# Supplied records
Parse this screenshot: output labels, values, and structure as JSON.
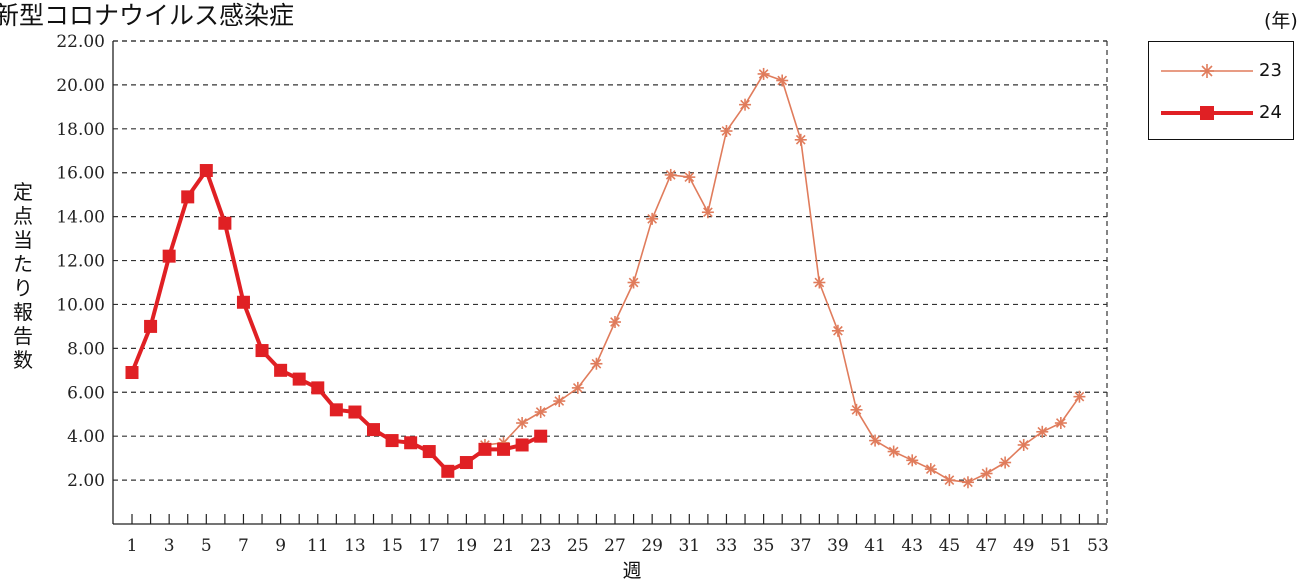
{
  "chart_data": {
    "type": "line",
    "title": "新型コロナウイルス感染症",
    "xlabel": "週",
    "ylabel": "定点当たり報告数",
    "legend_title": "(年)",
    "legend_position": "top-right",
    "grid": true,
    "ylim": [
      0,
      22
    ],
    "yticks": [
      "2.00",
      "4.00",
      "6.00",
      "8.00",
      "10.00",
      "12.00",
      "14.00",
      "16.00",
      "18.00",
      "20.00",
      "22.00"
    ],
    "xlim": [
      1,
      53
    ],
    "xticks": [
      "1",
      "3",
      "5",
      "7",
      "9",
      "11",
      "13",
      "15",
      "17",
      "19",
      "21",
      "23",
      "25",
      "27",
      "29",
      "31",
      "33",
      "35",
      "37",
      "39",
      "41",
      "43",
      "45",
      "47",
      "49",
      "51",
      "53"
    ],
    "series": [
      {
        "name": "23",
        "color": "#e07c5c",
        "marker": "asterisk",
        "x": [
          20,
          21,
          22,
          23,
          24,
          25,
          26,
          27,
          28,
          29,
          30,
          31,
          32,
          33,
          34,
          35,
          36,
          37,
          38,
          39,
          40,
          41,
          42,
          43,
          44,
          45,
          46,
          47,
          48,
          49,
          50,
          51,
          52
        ],
        "values": [
          3.6,
          3.7,
          4.6,
          5.1,
          5.6,
          6.2,
          7.3,
          9.2,
          11.0,
          13.9,
          15.9,
          15.8,
          14.2,
          17.9,
          19.1,
          20.5,
          20.2,
          17.5,
          11.0,
          8.8,
          5.2,
          3.8,
          3.3,
          2.9,
          2.5,
          2.0,
          1.9,
          2.3,
          2.8,
          3.6,
          4.2,
          4.6,
          5.8
        ]
      },
      {
        "name": "24",
        "color": "#e02024",
        "marker": "square",
        "x": [
          1,
          2,
          3,
          4,
          5,
          6,
          7,
          8,
          9,
          10,
          11,
          12,
          13,
          14,
          15,
          16,
          17,
          18,
          19,
          20,
          21,
          22,
          23
        ],
        "values": [
          6.9,
          9.0,
          12.2,
          14.9,
          16.1,
          13.7,
          10.1,
          7.9,
          7.0,
          6.6,
          6.2,
          5.2,
          5.1,
          4.3,
          3.8,
          3.7,
          3.3,
          2.4,
          2.8,
          3.4,
          3.4,
          3.6,
          4.0
        ]
      }
    ]
  },
  "colors": {
    "series_23": "#e07c5c",
    "series_24": "#e02024",
    "grid": "#333333"
  }
}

# What needs to be done
Copy all of the entries verbatim, leaving out any pictures they contain.

# Result of this task
Parse this screenshot: output labels, values, and structure as JSON.
{
  "chart_data": {
    "type": "line",
    "title": "新型コロナウイルス感染症",
    "xlabel": "週",
    "ylabel": "定点当たり報告数",
    "legend_title": "(年)",
    "legend_position": "top-right",
    "grid": true,
    "ylim": [
      0,
      22
    ],
    "yticks": [
      "2.00",
      "4.00",
      "6.00",
      "8.00",
      "10.00",
      "12.00",
      "14.00",
      "16.00",
      "18.00",
      "20.00",
      "22.00"
    ],
    "xlim": [
      1,
      53
    ],
    "xticks": [
      "1",
      "3",
      "5",
      "7",
      "9",
      "11",
      "13",
      "15",
      "17",
      "19",
      "21",
      "23",
      "25",
      "27",
      "29",
      "31",
      "33",
      "35",
      "37",
      "39",
      "41",
      "43",
      "45",
      "47",
      "49",
      "51",
      "53"
    ],
    "series": [
      {
        "name": "23",
        "color": "#e07c5c",
        "marker": "asterisk",
        "x": [
          20,
          21,
          22,
          23,
          24,
          25,
          26,
          27,
          28,
          29,
          30,
          31,
          32,
          33,
          34,
          35,
          36,
          37,
          38,
          39,
          40,
          41,
          42,
          43,
          44,
          45,
          46,
          47,
          48,
          49,
          50,
          51,
          52
        ],
        "values": [
          3.6,
          3.7,
          4.6,
          5.1,
          5.6,
          6.2,
          7.3,
          9.2,
          11.0,
          13.9,
          15.9,
          15.8,
          14.2,
          17.9,
          19.1,
          20.5,
          20.2,
          17.5,
          11.0,
          8.8,
          5.2,
          3.8,
          3.3,
          2.9,
          2.5,
          2.0,
          1.9,
          2.3,
          2.8,
          3.6,
          4.2,
          4.6,
          5.8
        ]
      },
      {
        "name": "24",
        "color": "#e02024",
        "marker": "square",
        "x": [
          1,
          2,
          3,
          4,
          5,
          6,
          7,
          8,
          9,
          10,
          11,
          12,
          13,
          14,
          15,
          16,
          17,
          18,
          19,
          20,
          21,
          22,
          23
        ],
        "values": [
          6.9,
          9.0,
          12.2,
          14.9,
          16.1,
          13.7,
          10.1,
          7.9,
          7.0,
          6.6,
          6.2,
          5.2,
          5.1,
          4.3,
          3.8,
          3.7,
          3.3,
          2.4,
          2.8,
          3.4,
          3.4,
          3.6,
          4.0
        ]
      }
    ]
  },
  "colors": {
    "series_23": "#e07c5c",
    "series_24": "#e02024",
    "grid": "#333333"
  }
}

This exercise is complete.